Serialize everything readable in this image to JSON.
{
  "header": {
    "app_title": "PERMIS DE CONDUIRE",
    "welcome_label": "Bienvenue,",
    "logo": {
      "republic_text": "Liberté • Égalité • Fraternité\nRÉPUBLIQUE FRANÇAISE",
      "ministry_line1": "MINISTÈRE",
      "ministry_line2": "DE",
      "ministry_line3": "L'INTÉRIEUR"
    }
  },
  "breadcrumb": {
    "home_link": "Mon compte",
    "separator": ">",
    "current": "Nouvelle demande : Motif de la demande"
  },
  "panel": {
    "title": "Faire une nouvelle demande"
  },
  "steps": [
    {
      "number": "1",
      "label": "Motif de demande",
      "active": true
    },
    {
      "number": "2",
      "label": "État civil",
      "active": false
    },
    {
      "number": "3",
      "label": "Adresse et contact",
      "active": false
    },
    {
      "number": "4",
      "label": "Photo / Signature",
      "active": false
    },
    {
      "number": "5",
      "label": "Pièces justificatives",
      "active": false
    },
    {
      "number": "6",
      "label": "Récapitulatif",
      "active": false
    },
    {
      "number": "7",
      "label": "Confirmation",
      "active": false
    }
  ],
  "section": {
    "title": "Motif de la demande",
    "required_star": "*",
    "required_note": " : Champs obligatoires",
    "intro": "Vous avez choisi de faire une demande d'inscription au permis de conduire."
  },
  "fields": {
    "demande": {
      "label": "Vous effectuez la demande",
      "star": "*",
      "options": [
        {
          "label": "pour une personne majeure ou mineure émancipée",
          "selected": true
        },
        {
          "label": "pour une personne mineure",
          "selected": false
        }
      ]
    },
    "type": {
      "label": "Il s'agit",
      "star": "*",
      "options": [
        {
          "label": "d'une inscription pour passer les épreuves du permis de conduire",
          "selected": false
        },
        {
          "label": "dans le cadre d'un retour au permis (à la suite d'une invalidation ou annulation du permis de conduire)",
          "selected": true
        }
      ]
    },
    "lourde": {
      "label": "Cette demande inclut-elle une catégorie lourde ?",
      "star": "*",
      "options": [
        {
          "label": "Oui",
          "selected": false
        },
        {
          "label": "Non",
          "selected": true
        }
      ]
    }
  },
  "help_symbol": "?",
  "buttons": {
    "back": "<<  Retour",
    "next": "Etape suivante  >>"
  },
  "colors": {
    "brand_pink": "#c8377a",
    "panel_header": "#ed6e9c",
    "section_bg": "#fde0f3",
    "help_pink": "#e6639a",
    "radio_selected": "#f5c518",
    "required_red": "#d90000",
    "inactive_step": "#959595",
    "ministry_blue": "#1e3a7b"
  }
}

Task brief: Look for the word "pour" in every line of the listing and copy the lines that have it.

Reply to the task:
          "label": "pour une personne majeure ou mineure émancipée",
          "label": "pour une personne mineure",
          "label": "d'une inscription pour passer les épreuves du permis de conduire",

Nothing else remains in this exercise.